# [Stored items from a collection]
---
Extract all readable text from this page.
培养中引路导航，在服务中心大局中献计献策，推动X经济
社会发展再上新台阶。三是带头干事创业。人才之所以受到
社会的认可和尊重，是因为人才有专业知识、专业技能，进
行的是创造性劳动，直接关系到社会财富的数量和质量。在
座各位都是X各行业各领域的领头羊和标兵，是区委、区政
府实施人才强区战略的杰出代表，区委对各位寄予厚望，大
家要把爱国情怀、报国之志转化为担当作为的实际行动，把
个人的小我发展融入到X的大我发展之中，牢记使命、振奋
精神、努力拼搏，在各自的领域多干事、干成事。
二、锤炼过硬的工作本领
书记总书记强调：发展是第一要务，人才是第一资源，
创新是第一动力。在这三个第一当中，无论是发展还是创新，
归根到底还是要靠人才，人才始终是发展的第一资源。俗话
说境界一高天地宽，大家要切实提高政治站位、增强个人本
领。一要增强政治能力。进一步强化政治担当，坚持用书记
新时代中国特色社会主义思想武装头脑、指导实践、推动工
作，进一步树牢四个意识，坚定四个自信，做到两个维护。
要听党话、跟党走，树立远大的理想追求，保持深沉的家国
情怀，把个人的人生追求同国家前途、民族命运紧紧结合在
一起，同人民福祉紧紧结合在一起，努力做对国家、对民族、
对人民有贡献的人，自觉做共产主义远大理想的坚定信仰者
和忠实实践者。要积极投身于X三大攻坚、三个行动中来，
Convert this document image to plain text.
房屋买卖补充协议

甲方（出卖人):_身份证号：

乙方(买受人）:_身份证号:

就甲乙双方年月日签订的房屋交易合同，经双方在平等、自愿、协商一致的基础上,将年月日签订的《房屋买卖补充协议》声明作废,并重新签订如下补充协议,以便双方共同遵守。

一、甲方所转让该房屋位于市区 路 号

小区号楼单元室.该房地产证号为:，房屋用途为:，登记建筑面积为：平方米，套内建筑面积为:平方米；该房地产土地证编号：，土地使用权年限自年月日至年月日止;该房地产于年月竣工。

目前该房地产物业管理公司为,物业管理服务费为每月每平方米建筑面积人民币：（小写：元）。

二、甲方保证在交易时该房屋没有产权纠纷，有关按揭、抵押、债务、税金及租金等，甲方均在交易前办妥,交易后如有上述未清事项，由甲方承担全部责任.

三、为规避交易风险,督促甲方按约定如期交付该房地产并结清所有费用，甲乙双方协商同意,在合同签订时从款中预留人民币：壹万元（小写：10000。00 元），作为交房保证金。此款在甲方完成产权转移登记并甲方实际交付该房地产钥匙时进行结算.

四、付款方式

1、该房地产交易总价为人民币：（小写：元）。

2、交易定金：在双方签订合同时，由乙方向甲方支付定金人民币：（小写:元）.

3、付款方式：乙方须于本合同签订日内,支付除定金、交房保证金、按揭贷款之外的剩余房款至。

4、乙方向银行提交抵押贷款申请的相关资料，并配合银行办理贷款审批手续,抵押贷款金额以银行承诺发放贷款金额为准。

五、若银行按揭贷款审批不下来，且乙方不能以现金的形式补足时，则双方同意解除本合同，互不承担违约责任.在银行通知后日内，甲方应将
---
From the line containing "Convert this document image to plain text." down to the final line of the data, write out every line exactly; both the first and last of these belong in your answer, and nothing else does.

# [ANSWER FOR THE TASK]
Convert this document image to plain text.
房屋买卖补充协议

甲方（出卖人):_身份证号：

乙方(买受人）:_身份证号:

就甲乙双方年月日签订的房屋交易合同，经双方在平等、自愿、协商一致的基础上,将年月日签订的《房屋买卖补充协议》声明作废,并重新签订如下补充协议,以便双方共同遵守。

一、甲方所转让该房屋位于市区 路 号

小区号楼单元室.该房地产证号为:，房屋用途为:，登记建筑面积为：平方米，套内建筑面积为:平方米；该房地产土地证编号：，土地使用权年限自年月日至年月日止;该房地产于年月竣工。

目前该房地产物业管理公司为,物业管理服务费为每月每平方米建筑面积人民币：（小写：元）。

二、甲方保证在交易时该房屋没有产权纠纷，有关按揭、抵押、债务、税金及租金等，甲方均在交易前办妥,交易后如有上述未清事项，由甲方承担全部责任.

三、为规避交易风险,督促甲方按约定如期交付该房地产并结清所有费用，甲乙双方协商同意,在合同签订时从款中预留人民币：壹万元（小写：10000。00 元），作为交房保证金。此款在甲方完成产权转移登记并甲方实际交付该房地产钥匙时进行结算.

四、付款方式

1、该房地产交易总价为人民币：（小写：元）。

2、交易定金：在双方签订合同时，由乙方向甲方支付定金人民币：（小写:元）.

3、付款方式：乙方须于本合同签订日内,支付除定金、交房保证金、按揭贷款之外的剩余房款至。

4、乙方向银行提交抵押贷款申请的相关资料，并配合银行办理贷款审批手续,抵押贷款金额以银行承诺发放贷款金额为准。

五、若银行按揭贷款审批不下来，且乙方不能以现金的形式补足时，则双方同意解除本合同，互不承担违约责任.在银行通知后日内，甲方应将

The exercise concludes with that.